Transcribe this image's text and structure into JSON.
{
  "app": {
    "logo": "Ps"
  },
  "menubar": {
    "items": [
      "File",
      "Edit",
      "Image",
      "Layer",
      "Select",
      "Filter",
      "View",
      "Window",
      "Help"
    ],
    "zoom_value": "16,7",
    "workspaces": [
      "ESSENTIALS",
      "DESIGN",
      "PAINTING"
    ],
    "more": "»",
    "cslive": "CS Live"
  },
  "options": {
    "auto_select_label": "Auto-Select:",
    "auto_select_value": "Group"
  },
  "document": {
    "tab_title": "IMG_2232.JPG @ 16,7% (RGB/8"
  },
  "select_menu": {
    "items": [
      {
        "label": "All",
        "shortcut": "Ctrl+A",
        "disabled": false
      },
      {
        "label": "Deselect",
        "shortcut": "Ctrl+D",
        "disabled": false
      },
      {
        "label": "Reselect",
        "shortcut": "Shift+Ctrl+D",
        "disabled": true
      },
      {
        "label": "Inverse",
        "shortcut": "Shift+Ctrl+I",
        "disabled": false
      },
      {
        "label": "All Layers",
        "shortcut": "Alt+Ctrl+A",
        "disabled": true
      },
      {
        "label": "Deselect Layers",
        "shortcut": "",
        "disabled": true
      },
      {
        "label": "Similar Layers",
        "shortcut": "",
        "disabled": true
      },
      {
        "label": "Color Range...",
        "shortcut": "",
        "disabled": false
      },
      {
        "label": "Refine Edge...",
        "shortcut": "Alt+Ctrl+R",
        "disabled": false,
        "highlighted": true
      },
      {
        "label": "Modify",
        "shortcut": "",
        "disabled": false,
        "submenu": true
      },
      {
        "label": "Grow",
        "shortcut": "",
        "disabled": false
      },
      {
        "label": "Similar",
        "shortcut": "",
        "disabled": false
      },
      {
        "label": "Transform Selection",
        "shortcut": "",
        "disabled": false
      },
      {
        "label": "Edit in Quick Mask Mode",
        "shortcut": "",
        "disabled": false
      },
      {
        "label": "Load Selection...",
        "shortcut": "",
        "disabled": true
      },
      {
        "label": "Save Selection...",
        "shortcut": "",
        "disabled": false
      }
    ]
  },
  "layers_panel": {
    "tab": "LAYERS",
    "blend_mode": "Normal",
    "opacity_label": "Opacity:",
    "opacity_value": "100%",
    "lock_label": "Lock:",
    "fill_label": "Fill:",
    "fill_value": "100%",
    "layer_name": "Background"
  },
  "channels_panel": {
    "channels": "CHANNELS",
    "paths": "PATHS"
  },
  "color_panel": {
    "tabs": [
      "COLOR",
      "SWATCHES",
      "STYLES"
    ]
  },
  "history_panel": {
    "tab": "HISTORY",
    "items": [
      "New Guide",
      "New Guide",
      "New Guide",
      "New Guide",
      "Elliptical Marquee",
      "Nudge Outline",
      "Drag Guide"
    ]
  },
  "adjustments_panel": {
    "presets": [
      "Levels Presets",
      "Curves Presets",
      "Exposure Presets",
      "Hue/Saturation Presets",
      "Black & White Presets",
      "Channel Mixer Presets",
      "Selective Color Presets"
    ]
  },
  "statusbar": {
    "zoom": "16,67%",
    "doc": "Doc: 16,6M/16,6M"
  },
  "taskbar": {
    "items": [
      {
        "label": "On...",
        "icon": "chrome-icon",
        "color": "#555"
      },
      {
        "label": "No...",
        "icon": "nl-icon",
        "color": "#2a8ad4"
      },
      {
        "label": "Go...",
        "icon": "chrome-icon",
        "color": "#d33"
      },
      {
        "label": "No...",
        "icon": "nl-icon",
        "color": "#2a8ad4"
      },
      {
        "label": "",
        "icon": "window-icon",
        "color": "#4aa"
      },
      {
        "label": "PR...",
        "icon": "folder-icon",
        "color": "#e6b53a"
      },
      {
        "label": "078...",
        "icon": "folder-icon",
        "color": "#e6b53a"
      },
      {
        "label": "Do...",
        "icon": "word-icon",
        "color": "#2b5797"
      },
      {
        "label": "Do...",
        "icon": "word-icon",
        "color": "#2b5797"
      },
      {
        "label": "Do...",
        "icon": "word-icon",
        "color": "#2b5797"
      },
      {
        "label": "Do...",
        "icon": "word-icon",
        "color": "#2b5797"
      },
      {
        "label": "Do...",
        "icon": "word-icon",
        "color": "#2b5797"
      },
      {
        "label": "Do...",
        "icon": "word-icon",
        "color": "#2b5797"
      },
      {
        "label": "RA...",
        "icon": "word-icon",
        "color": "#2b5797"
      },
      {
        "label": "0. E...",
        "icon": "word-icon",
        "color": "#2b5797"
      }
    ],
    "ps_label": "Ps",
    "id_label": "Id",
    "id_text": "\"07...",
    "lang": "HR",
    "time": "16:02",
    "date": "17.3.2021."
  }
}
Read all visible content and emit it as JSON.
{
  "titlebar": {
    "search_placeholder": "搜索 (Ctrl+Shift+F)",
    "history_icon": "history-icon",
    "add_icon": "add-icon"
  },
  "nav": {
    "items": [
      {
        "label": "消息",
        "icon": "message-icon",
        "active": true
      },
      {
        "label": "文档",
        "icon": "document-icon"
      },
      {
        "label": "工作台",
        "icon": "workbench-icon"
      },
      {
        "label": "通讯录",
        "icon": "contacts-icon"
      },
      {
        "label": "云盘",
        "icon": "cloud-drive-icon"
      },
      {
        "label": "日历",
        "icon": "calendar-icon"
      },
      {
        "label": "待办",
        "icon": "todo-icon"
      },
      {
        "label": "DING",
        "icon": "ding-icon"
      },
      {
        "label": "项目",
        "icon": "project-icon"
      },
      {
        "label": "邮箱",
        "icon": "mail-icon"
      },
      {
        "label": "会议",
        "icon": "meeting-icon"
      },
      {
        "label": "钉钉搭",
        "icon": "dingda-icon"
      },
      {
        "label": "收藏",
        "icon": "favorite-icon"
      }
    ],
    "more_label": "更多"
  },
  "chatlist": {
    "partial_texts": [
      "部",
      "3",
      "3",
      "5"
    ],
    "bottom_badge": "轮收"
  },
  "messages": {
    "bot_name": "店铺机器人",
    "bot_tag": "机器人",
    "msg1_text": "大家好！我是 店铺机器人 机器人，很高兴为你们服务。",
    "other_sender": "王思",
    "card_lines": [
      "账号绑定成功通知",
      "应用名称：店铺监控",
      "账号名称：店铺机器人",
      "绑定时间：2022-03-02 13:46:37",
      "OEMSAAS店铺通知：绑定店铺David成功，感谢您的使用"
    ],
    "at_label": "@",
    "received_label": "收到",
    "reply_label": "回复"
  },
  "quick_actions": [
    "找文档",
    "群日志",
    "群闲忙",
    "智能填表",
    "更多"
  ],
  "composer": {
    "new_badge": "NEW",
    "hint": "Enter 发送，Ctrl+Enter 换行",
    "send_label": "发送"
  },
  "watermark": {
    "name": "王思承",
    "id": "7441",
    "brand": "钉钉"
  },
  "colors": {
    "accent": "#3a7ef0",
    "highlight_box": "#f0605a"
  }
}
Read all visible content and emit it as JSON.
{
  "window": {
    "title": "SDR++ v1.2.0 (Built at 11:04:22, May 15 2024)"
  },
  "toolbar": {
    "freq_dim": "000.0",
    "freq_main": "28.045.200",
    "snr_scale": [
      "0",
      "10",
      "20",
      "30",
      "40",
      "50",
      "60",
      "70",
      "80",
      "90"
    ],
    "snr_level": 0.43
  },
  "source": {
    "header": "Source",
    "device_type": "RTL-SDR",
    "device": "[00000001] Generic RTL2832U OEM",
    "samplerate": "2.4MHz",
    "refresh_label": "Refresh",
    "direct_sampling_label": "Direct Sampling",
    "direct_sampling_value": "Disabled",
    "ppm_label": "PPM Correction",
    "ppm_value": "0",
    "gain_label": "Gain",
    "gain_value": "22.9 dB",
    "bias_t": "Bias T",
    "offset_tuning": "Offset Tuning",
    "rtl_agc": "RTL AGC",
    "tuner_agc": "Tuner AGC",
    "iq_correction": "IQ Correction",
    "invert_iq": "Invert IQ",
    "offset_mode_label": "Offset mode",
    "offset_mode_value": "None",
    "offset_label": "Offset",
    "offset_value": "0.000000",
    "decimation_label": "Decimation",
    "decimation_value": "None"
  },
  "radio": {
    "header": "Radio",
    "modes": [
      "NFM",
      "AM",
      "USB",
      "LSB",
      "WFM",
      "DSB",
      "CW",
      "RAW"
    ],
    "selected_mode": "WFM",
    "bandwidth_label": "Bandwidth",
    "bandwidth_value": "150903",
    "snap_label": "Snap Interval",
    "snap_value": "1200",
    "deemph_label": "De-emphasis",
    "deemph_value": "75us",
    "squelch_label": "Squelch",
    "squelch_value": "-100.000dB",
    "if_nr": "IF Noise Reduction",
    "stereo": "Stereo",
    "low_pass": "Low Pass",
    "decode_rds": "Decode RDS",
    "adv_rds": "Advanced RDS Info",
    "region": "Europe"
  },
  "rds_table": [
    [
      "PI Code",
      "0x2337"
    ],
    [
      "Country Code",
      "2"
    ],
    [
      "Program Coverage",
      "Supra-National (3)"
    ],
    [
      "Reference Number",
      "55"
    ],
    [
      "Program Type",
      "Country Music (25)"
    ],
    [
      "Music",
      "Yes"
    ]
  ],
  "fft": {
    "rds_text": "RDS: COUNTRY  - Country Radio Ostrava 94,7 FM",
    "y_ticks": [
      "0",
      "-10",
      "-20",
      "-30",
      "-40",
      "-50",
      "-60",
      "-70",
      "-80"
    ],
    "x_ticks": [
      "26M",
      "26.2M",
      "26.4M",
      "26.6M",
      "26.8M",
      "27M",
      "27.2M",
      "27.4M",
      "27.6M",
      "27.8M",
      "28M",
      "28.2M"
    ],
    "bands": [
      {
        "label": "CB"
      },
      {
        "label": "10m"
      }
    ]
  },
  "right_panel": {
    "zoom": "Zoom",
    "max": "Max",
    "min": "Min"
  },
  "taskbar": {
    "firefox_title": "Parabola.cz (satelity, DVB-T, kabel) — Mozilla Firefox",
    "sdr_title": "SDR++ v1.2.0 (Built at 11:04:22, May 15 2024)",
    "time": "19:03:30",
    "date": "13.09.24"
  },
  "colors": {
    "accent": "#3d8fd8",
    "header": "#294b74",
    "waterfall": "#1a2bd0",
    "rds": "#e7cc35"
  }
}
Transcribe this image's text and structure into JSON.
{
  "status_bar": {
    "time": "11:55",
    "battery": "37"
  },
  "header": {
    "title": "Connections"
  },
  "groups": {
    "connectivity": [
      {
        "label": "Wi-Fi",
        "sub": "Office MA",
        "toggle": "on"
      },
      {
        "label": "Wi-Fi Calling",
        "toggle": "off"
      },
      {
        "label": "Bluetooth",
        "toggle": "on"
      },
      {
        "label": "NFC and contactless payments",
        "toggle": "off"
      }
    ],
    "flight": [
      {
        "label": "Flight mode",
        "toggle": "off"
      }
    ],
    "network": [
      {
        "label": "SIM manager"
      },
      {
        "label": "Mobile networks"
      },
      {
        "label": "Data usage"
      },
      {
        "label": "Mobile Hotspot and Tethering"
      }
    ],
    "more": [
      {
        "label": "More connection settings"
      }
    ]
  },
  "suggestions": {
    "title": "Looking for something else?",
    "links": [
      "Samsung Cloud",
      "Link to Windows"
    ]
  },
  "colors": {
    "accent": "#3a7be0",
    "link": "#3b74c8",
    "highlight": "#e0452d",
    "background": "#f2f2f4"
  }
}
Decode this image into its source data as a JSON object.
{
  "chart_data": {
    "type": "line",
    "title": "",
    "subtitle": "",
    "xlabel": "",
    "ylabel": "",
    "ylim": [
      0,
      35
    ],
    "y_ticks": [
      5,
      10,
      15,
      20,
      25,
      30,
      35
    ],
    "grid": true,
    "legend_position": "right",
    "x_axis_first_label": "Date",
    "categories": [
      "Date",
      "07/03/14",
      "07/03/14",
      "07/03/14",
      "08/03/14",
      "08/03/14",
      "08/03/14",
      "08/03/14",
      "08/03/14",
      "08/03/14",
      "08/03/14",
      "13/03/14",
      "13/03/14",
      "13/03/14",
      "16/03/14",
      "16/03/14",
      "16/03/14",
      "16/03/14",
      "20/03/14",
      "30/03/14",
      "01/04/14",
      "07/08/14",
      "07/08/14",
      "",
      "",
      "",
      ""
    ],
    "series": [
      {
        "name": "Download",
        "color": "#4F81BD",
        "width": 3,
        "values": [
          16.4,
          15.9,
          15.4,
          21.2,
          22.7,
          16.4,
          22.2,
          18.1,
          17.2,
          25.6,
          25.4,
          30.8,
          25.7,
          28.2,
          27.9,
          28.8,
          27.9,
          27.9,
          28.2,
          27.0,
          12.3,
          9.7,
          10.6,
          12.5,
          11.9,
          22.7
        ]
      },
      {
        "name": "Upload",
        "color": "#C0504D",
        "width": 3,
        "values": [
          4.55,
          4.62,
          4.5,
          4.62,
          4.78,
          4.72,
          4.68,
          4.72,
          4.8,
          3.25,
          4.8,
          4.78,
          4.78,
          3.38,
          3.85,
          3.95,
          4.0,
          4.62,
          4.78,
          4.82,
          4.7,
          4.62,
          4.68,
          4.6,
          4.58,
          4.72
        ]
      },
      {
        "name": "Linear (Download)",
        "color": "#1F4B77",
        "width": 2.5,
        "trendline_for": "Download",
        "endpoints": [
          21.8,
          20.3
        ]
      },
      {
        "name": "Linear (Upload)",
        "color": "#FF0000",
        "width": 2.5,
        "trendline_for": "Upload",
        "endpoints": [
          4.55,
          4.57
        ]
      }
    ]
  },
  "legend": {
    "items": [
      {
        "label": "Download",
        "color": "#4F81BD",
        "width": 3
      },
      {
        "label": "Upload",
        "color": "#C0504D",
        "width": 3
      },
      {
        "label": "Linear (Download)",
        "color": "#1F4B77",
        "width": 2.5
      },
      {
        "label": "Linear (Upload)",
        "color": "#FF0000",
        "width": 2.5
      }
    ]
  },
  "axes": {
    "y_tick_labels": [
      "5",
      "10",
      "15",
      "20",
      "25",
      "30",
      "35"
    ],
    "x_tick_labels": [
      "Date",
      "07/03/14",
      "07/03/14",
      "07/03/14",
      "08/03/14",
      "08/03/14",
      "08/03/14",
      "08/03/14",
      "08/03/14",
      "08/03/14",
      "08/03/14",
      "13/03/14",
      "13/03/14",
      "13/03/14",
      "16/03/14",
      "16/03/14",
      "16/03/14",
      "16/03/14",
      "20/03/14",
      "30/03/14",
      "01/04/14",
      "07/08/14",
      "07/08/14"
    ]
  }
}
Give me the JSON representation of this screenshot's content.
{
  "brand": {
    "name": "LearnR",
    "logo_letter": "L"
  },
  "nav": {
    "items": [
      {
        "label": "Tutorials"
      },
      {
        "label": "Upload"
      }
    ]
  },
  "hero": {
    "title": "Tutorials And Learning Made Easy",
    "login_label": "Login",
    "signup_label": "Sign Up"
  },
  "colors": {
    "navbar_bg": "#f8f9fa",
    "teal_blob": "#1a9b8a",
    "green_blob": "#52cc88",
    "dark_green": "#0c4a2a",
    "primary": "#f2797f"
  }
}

---

§ **Description of the task**
Write out the lines above, starting at the line that contains "Give me the" and ending with the final line, and nothing else; copy them exactly.

§ **Solution for this problem**
Give me the JSON representation of this screenshot's content.
{
  "brand": {
    "name": "LearnR",
    "logo_letter": "L"
  },
  "nav": {
    "items": [
      {
        "label": "Tutorials"
      },
      {
        "label": "Upload"
      }
    ]
  },
  "hero": {
    "title": "Tutorials And Learning Made Easy",
    "login_label": "Login",
    "signup_label": "Sign Up"
  },
  "colors": {
    "navbar_bg": "#f8f9fa",
    "teal_blob": "#1a9b8a",
    "green_blob": "#52cc88",
    "dark_green": "#0c4a2a",
    "primary": "#f2797f"
  }
}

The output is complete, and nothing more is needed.